(Data extracted from a collection)
* START *

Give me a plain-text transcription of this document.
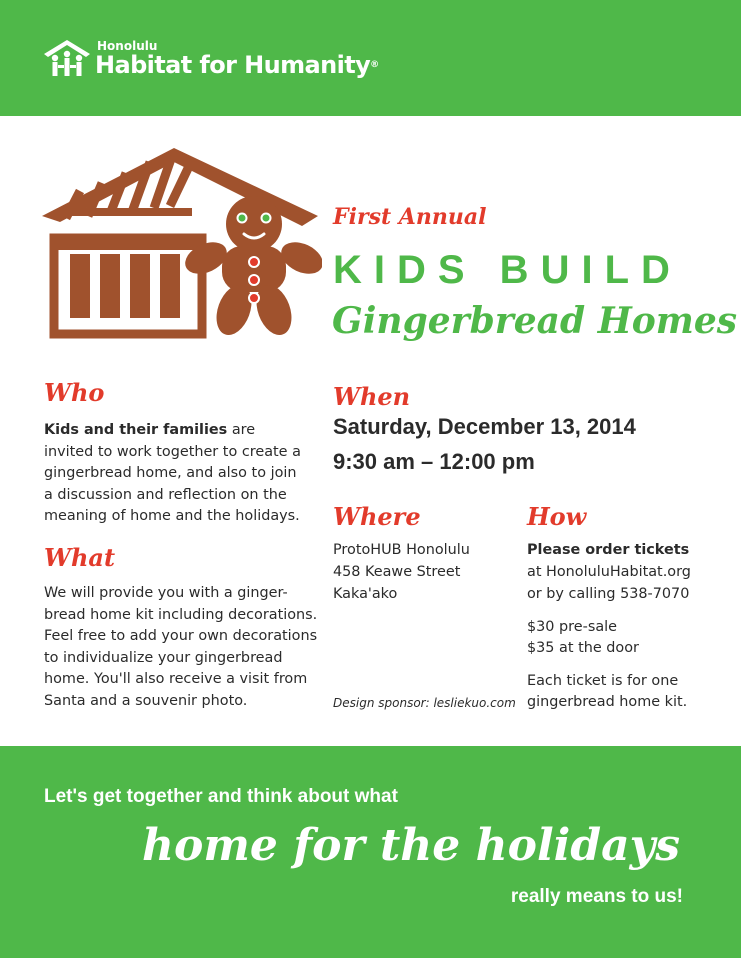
Honolulu
Habitat for Humanity®
First Annual
KIDS BUILD
Gingerbread Homes
Who
Kids and their families are invited to work together to create a gingerbread home, and also to join a discussion and reflection on the meaning of home and the holidays.
What
We will provide you with a ginger-bread home kit including decorations. Feel free to add your own decorations to individualize your gingerbread home. You'll also receive a visit from Santa and a souvenir photo.
When
Saturday, December 13, 2014
9:30 am – 12:00 pm
Where
ProtoHUB Honolulu
458 Keawe Street
Kaka'ako
How
Please order tickets
at HonoluluHabitat.org
or by calling 538-7070
$30 pre-sale
$35 at the door
Each ticket is for one
gingerbread home kit.
Design sponsor: lesliekuo.com
Let's get together and think about what
home for the holidays
really means to us!
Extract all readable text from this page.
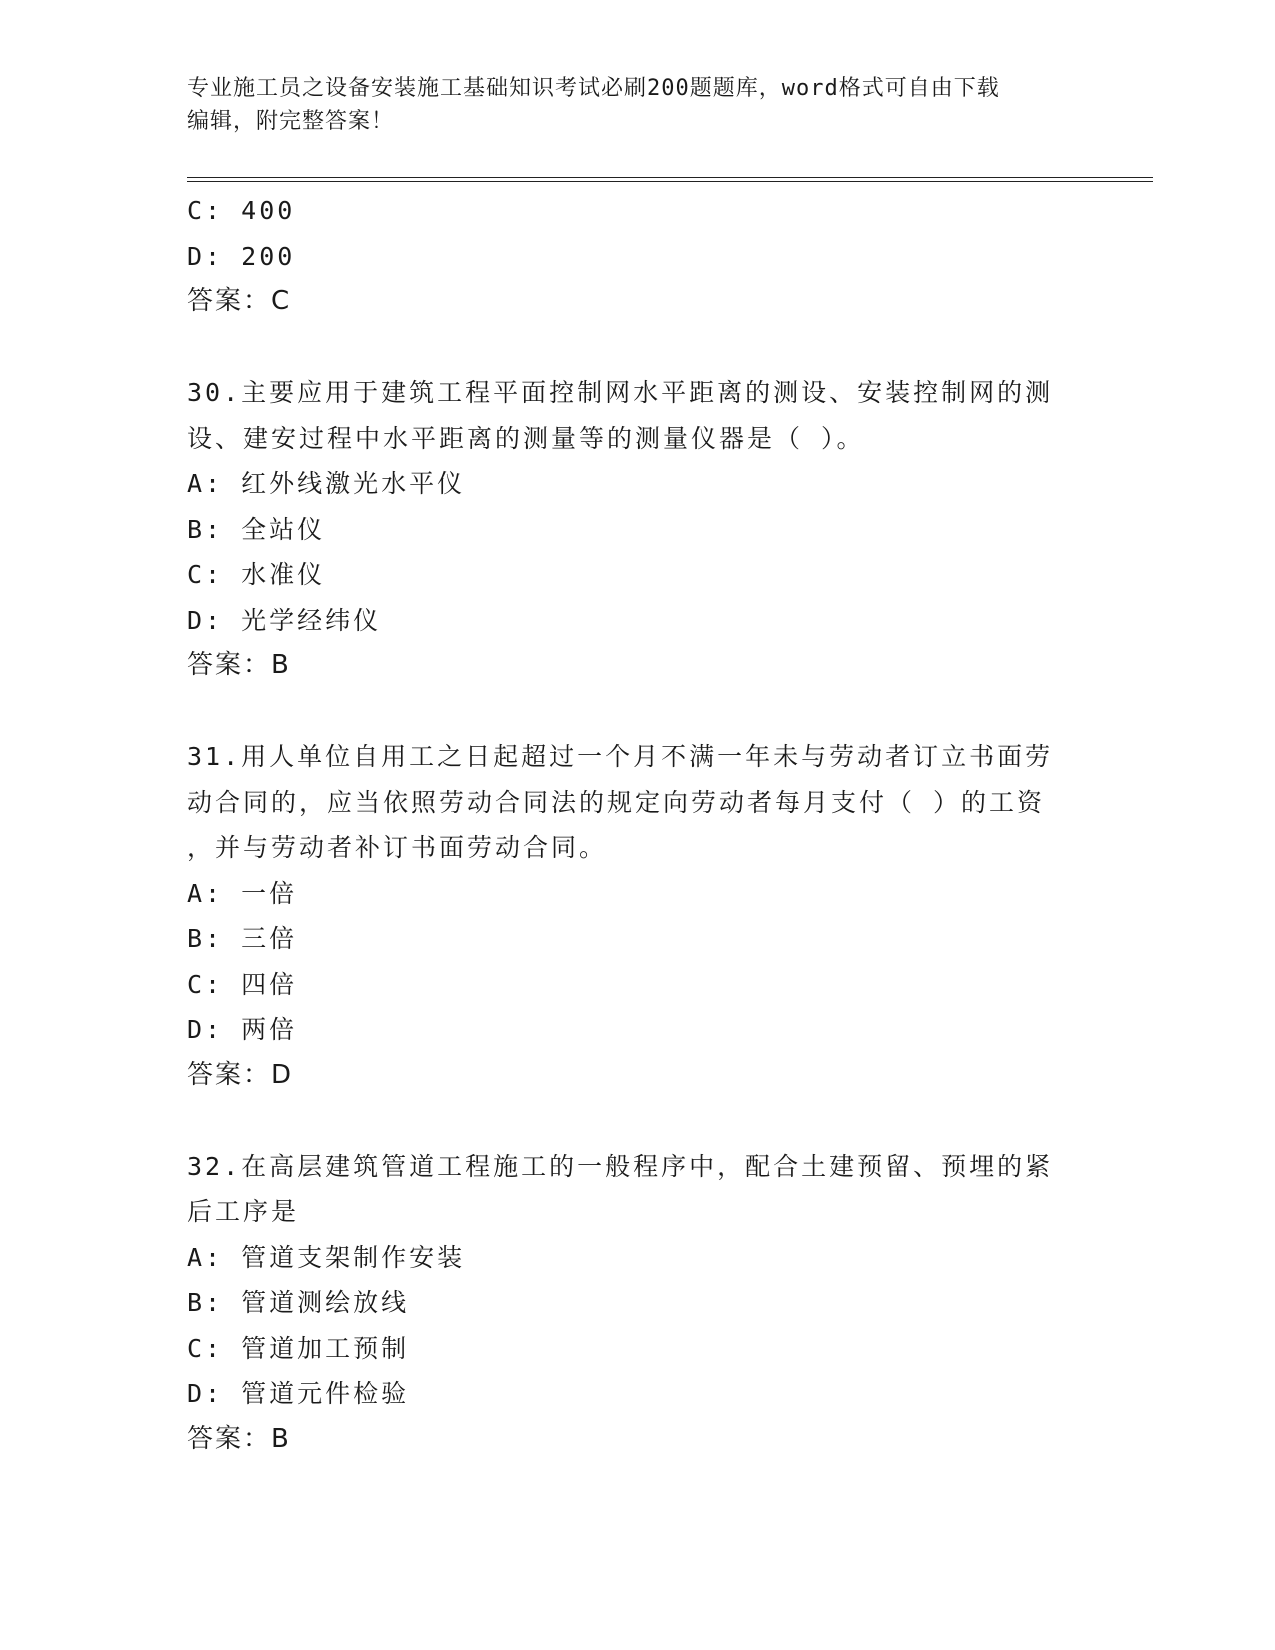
专业施工员之设备安装施工基础知识考试必刷200题题库，word格式可自由下载
编辑，附完整答案！
C: 400
D: 200
答案：C
30.主要应用于建筑工程平面控制网水平距离的测设、安装控制网的测
设、建安过程中水平距离的测量等的测量仪器是（ ）。
A: 红外线激光水平仪
B: 全站仪
C: 水准仪
D: 光学经纬仪
答案：B
31.用人单位自用工之日起超过一个月不满一年未与劳动者订立书面劳
动合同的，应当依照劳动合同法的规定向劳动者每月支付（ ）的工资
，并与劳动者补订书面劳动合同。
A: 一倍
B: 三倍
C: 四倍
D: 两倍
答案：D
32.在高层建筑管道工程施工的一般程序中，配合土建预留、预埋的紧
后工序是
A: 管道支架制作安装
B: 管道测绘放线
C: 管道加工预制
D: 管道元件检验
答案：B
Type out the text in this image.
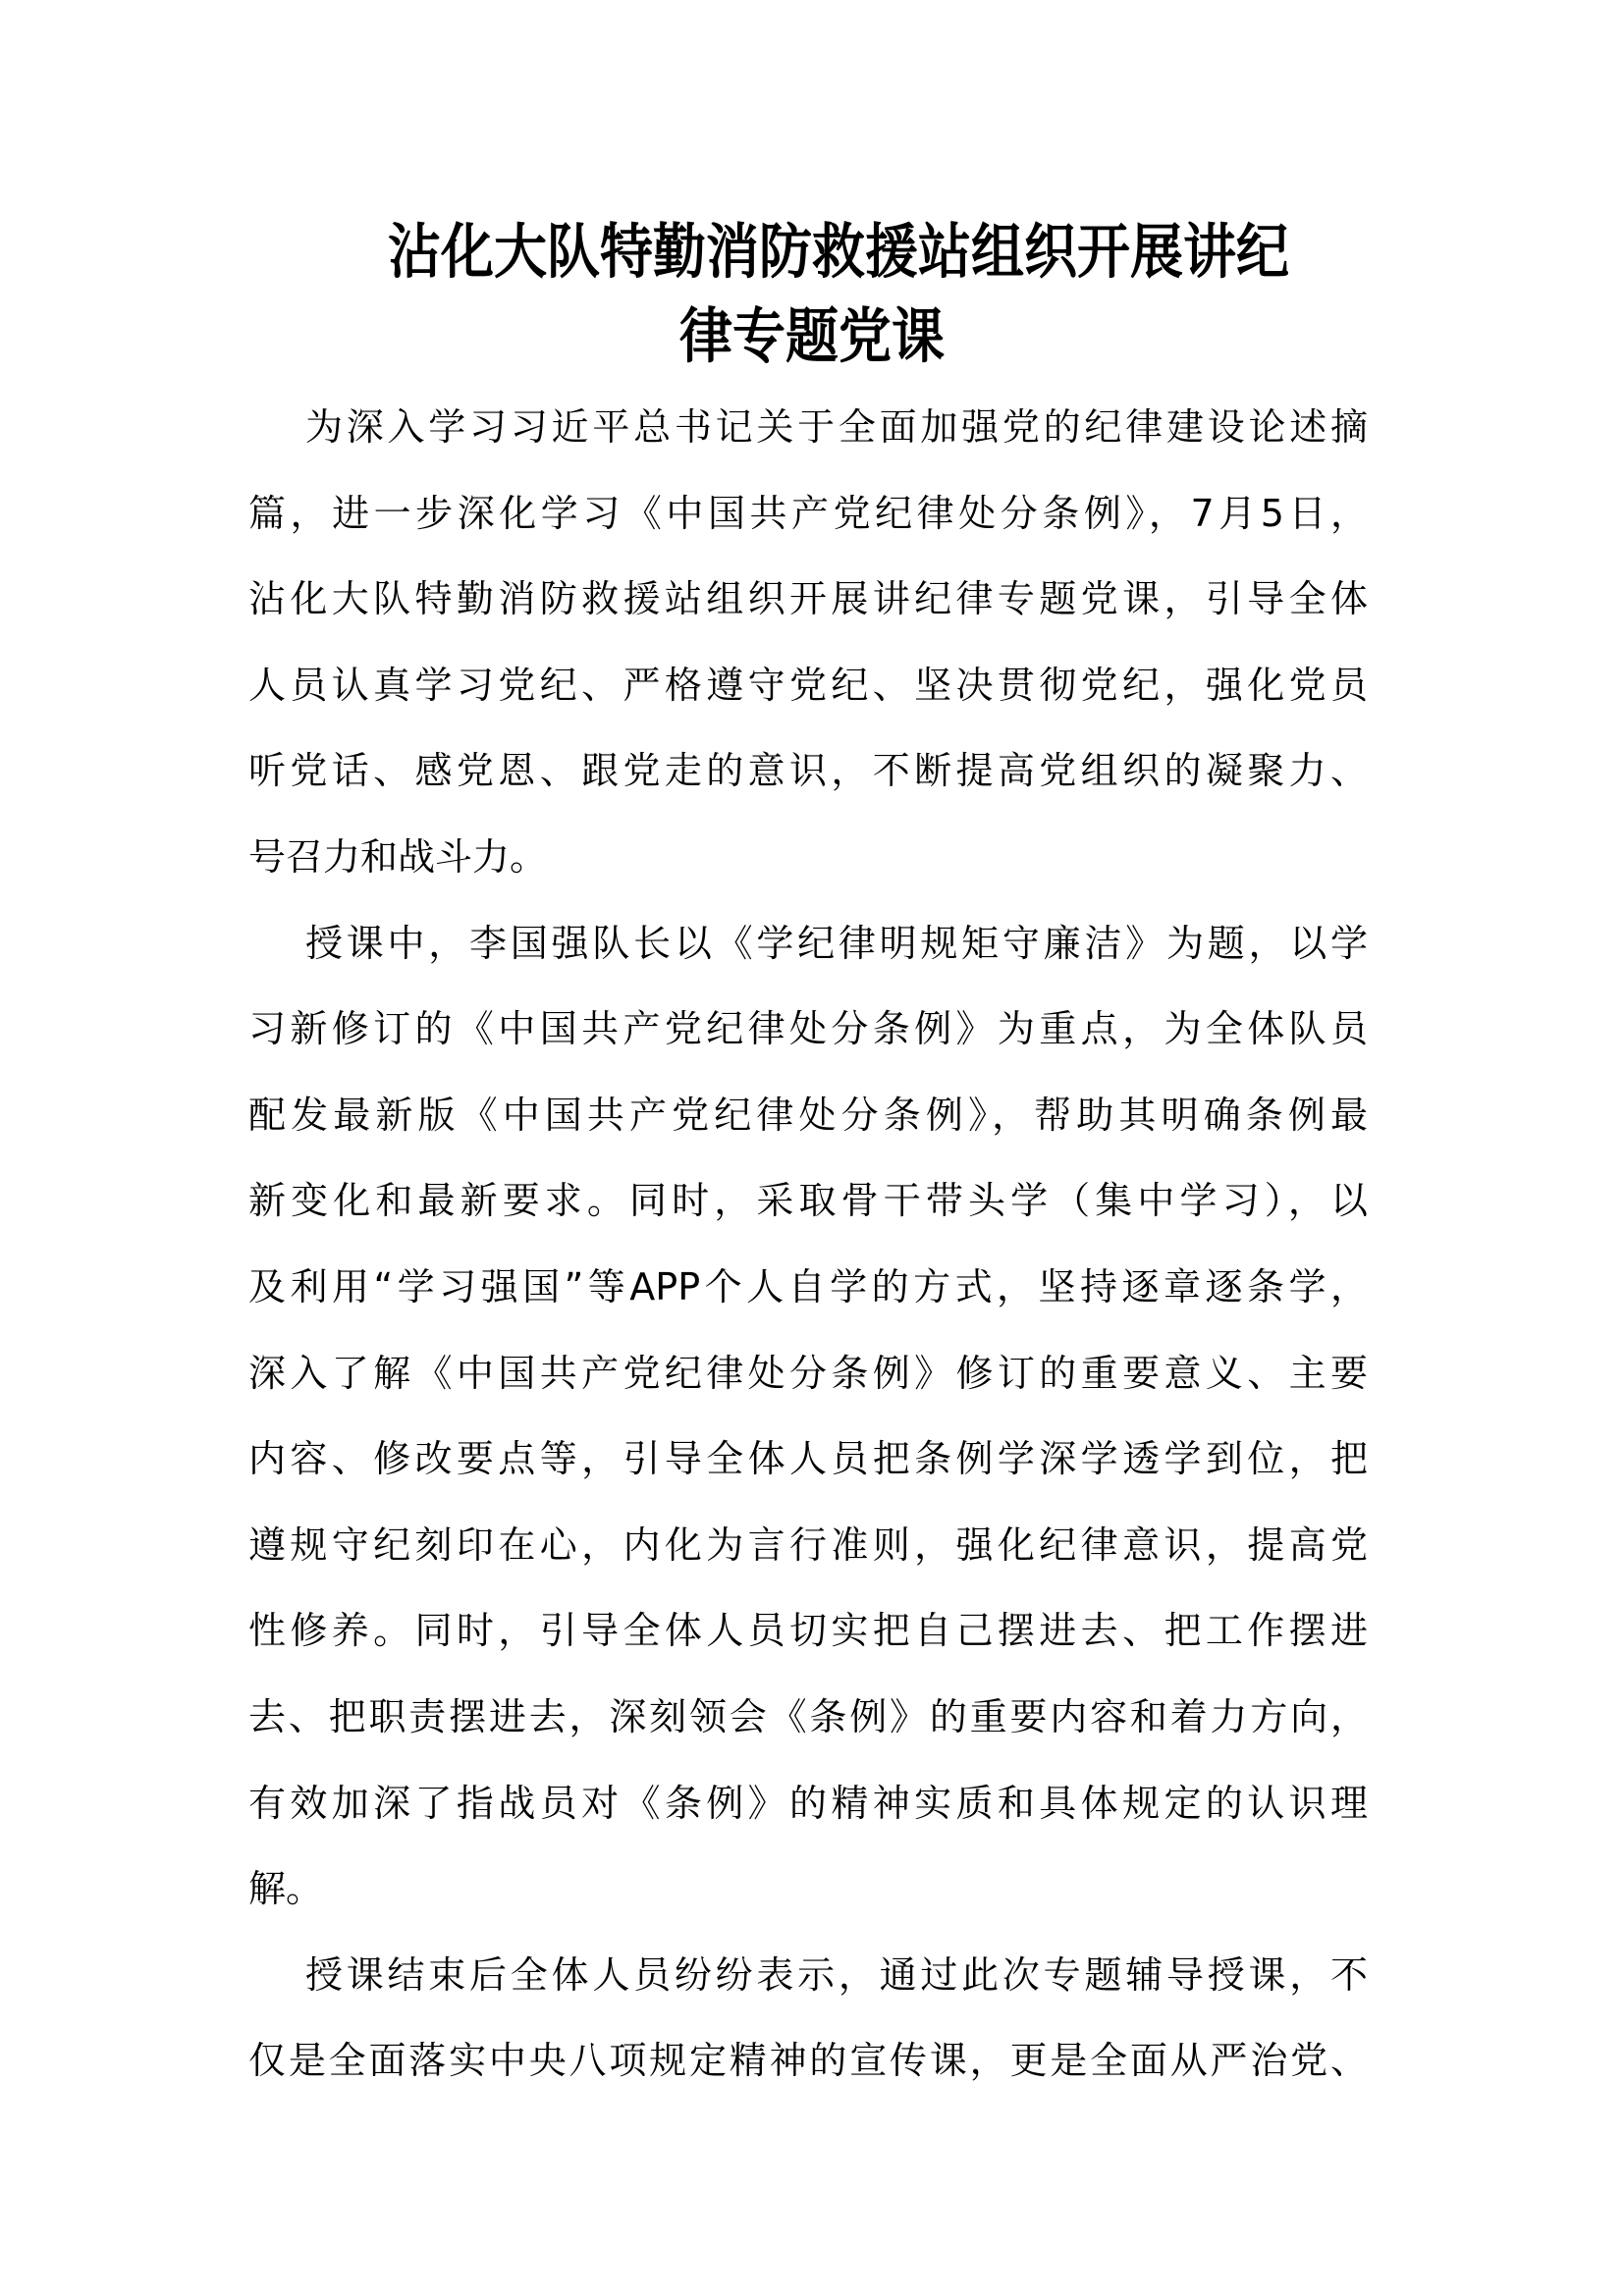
沾化大队特勤消防救援站组织开展讲纪
律专题党课
为深入学习习近平总书记关于全面加强党的纪律建设论述摘
篇，进一步深化学习《中国共产党纪律处分条例》，7月5日，
沾化大队特勤消防救援站组织开展讲纪律专题党课，引导全体
人员认真学习党纪、严格遵守党纪、坚决贯彻党纪，强化党员
听党话、感党恩、跟党走的意识，不断提高党组织的凝聚力、
号召力和战斗力。
授课中，李国强队长以《学纪律明规矩守廉洁》为题，以学
习新修订的《中国共产党纪律处分条例》为重点，为全体队员
配发最新版《中国共产党纪律处分条例》，帮助其明确条例最
新变化和最新要求。同时，采取骨干带头学（集中学习），以
及利用“学习强国”等APP个人自学的方式，坚持逐章逐条学，
深入了解《中国共产党纪律处分条例》修订的重要意义、主要
内容、修改要点等，引导全体人员把条例学深学透学到位，把
遵规守纪刻印在心，内化为言行准则，强化纪律意识，提高党
性修养。同时，引导全体人员切实把自己摆进去、把工作摆进
去、把职责摆进去，深刻领会《条例》的重要内容和着力方向，
有效加深了指战员对《条例》的精神实质和具体规定的认识理
解。
授课结束后全体人员纷纷表示，通过此次专题辅导授课，不
仅是全面落实中央八项规定精神的宣传课，更是全面从严治党、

* END *

## STATED PROBLEM
Write out each entry exactly as given, but skip the pictures.

## COMPLETED EXERCISE
Give me a plain-text transcription of this document.
Honolulu
Habitat for Humanity®
First Annual
KIDS BUILD
Gingerbread Homes
Who
Kids and their families are invited to work together to create a gingerbread home, and also to join a discussion and reflection on the meaning of home and the holidays.
What
We will provide you with a ginger-bread home kit including decorations. Feel free to add your own decorations to individualize your gingerbread home. You'll also receive a visit from Santa and a souvenir photo.
When
Saturday, December 13, 2014
9:30 am – 12:00 pm
Where
ProtoHUB Honolulu
458 Keawe Street
Kaka'ako
How
Please order tickets
at HonoluluHabitat.org
or by calling 538-7070
$30 pre-sale
$35 at the door
Each ticket is for one
gingerbread home kit.
Design sponsor: lesliekuo.com
Let's get together and think about what
home for the holidays
really means to us!
Extract all readable text from this page.
专业施工员之设备安装施工基础知识考试必刷200题题库，word格式可自由下载
编辑，附完整答案！
C: 400
D: 200
答案：C
30.主要应用于建筑工程平面控制网水平距离的测设、安装控制网的测
设、建安过程中水平距离的测量等的测量仪器是（ ）。
A: 红外线激光水平仪
B: 全站仪
C: 水准仪
D: 光学经纬仪
答案：B
31.用人单位自用工之日起超过一个月不满一年未与劳动者订立书面劳
动合同的，应当依照劳动合同法的规定向劳动者每月支付（ ）的工资
，并与劳动者补订书面劳动合同。
A: 一倍
B: 三倍
C: 四倍
D: 两倍
答案：D
32.在高层建筑管道工程施工的一般程序中，配合土建预留、预埋的紧
后工序是
A: 管道支架制作安装
B: 管道测绘放线
C: 管道加工预制
D: 管道元件检验
答案：B
Type out the text in this image.
沾化大队特勤消防救援站组织开展讲纪
律专题党课
为深入学习习近平总书记关于全面加强党的纪律建设论述摘
篇，进一步深化学习《中国共产党纪律处分条例》，7月5日，
沾化大队特勤消防救援站组织开展讲纪律专题党课，引导全体
人员认真学习党纪、严格遵守党纪、坚决贯彻党纪，强化党员
听党话、感党恩、跟党走的意识，不断提高党组织的凝聚力、
号召力和战斗力。
授课中，李国强队长以《学纪律明规矩守廉洁》为题，以学
习新修订的《中国共产党纪律处分条例》为重点，为全体队员
配发最新版《中国共产党纪律处分条例》，帮助其明确条例最
新变化和最新要求。同时，采取骨干带头学（集中学习），以
及利用“学习强国”等APP个人自学的方式，坚持逐章逐条学，
深入了解《中国共产党纪律处分条例》修订的重要意义、主要
内容、修改要点等，引导全体人员把条例学深学透学到位，把
遵规守纪刻印在心，内化为言行准则，强化纪律意识，提高党
性修养。同时，引导全体人员切实把自己摆进去、把工作摆进
去、把职责摆进去，深刻领会《条例》的重要内容和着力方向，
有效加深了指战员对《条例》的精神实质和具体规定的认识理
解。
授课结束后全体人员纷纷表示，通过此次专题辅导授课，不
仅是全面落实中央八项规定精神的宣传课，更是全面从严治党、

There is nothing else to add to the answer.